What needs to be done: Provide the number of lines where the word "color" occurs, and no other text.

Task input:
►
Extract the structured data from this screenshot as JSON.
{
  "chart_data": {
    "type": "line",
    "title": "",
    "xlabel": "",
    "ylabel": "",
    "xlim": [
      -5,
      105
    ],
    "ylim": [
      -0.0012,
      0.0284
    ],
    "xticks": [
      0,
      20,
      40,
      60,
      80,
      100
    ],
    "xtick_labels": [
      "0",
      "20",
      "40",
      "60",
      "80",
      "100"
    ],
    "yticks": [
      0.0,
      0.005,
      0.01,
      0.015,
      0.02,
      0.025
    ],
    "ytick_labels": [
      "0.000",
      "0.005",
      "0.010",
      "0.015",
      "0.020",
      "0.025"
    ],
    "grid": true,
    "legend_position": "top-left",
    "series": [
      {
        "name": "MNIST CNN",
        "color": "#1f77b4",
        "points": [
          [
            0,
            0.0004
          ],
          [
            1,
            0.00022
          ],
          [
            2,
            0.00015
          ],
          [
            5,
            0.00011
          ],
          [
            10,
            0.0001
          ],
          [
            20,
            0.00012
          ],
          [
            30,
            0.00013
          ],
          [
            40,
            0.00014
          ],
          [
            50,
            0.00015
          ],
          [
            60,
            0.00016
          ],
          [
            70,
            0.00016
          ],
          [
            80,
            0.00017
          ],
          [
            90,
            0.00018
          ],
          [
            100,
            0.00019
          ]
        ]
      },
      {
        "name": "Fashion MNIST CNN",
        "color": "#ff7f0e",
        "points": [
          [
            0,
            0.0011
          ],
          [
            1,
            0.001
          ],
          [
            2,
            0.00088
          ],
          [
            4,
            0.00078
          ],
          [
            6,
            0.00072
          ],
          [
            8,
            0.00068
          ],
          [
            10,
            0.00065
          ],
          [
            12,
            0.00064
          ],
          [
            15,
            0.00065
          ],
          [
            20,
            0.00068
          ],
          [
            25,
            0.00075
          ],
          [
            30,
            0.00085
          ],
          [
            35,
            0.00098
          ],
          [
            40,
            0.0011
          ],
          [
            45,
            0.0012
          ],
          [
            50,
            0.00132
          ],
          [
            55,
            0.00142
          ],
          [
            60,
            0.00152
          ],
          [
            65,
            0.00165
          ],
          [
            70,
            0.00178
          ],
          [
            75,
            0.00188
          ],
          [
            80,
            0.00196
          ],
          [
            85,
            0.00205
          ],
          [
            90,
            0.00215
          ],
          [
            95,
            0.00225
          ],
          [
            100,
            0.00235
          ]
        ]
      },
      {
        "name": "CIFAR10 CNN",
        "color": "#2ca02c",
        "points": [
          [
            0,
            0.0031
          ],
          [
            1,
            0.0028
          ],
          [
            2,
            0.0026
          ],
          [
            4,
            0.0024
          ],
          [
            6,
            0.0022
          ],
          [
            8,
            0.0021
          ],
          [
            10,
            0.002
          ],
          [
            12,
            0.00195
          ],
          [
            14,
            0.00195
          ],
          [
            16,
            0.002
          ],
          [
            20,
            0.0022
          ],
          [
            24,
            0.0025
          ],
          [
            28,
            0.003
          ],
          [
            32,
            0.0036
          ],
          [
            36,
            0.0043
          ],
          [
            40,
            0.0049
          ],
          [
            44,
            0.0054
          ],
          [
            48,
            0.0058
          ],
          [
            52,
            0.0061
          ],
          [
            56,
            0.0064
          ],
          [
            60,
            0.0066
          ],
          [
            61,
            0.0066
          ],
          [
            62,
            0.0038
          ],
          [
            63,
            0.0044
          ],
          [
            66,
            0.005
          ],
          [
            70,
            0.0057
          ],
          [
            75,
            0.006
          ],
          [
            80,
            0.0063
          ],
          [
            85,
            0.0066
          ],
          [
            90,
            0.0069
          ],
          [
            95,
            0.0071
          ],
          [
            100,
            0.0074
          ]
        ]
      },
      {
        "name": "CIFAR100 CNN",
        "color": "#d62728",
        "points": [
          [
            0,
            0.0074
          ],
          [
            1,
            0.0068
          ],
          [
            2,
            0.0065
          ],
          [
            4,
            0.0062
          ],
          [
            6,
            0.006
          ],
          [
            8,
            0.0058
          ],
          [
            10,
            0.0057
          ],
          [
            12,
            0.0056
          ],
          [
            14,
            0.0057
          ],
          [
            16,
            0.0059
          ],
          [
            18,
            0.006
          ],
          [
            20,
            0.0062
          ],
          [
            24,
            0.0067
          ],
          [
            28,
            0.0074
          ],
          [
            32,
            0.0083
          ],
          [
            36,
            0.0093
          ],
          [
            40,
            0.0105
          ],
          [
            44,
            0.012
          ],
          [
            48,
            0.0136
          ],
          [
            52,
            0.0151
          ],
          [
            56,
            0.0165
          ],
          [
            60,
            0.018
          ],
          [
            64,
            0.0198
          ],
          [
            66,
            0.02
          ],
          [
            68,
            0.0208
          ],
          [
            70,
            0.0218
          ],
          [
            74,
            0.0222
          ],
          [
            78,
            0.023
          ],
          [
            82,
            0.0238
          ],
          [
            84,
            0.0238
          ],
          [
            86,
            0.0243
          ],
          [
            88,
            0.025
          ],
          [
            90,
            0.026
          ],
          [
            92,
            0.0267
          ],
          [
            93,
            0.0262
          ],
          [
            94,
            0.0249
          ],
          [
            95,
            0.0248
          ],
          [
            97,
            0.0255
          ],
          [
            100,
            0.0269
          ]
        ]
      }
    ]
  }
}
◄
Result below: 4